- [Set problem] Quote the listing in full, exactly as given, minus any pictures.

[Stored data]
........
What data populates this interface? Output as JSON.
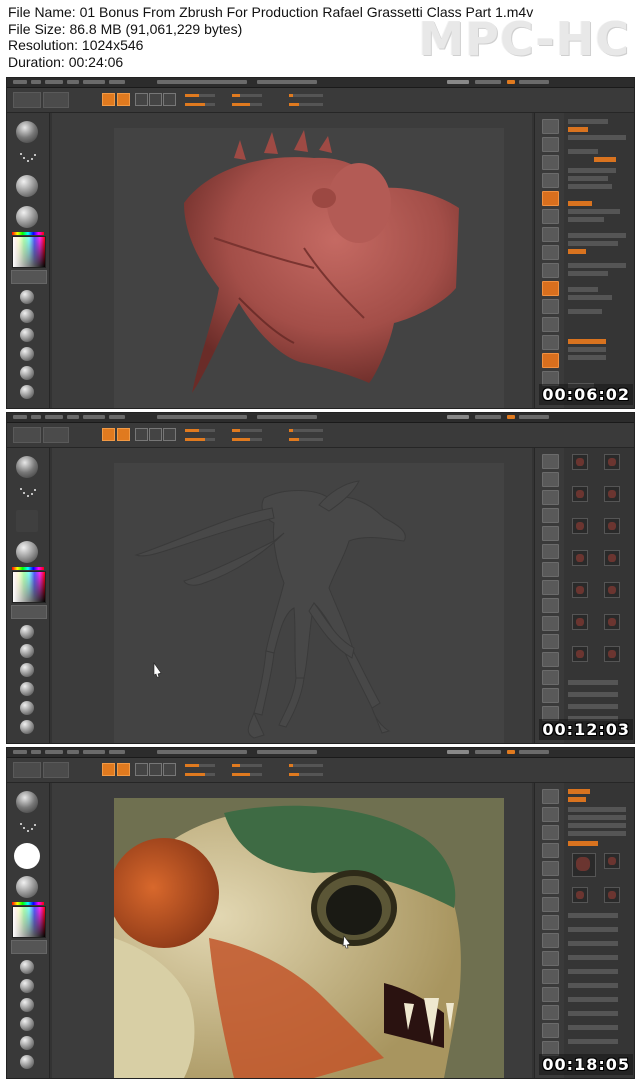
{
  "file_info": {
    "file_name": "File Name: 01 Bonus From Zbrush For Production Rafael Grassetti Class Part 1.m4v",
    "file_size": "File Size: 86.8 MB (91,061,229 bytes)",
    "resolution": "Resolution: 1024x546",
    "duration": "Duration: 00:24:06"
  },
  "player_logo": "MPC-HC",
  "frames": [
    {
      "timestamp": "00:06:02",
      "model": "red-sculpted-creature-head",
      "model_color": "#a5524d"
    },
    {
      "timestamp": "00:12:03",
      "model": "gray-insectoid-creature-full-body",
      "model_color": "#4a4a4a"
    },
    {
      "timestamp": "00:18:05",
      "model": "painted-creature-head-closeup",
      "model_color": "#c9b88a"
    }
  ],
  "colors": {
    "ui_background": "#333333",
    "accent": "#e07a1f",
    "page_background": "#ffffff"
  }
}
........
- [Expected answer]
What data populates this interface? Output as JSON.
{
  "file_info": {
    "file_name": "File Name: 01 Bonus From Zbrush For Production Rafael Grassetti Class Part 1.m4v",
    "file_size": "File Size: 86.8 MB (91,061,229 bytes)",
    "resolution": "Resolution: 1024x546",
    "duration": "Duration: 00:24:06"
  },
  "player_logo": "MPC-HC",
  "frames": [
    {
      "timestamp": "00:06:02",
      "model": "red-sculpted-creature-head",
      "model_color": "#a5524d"
    },
    {
      "timestamp": "00:12:03",
      "model": "gray-insectoid-creature-full-body",
      "model_color": "#4a4a4a"
    },
    {
      "timestamp": "00:18:05",
      "model": "painted-creature-head-closeup",
      "model_color": "#c9b88a"
    }
  ],
  "colors": {
    "ui_background": "#333333",
    "accent": "#e07a1f",
    "page_background": "#ffffff"
  }
}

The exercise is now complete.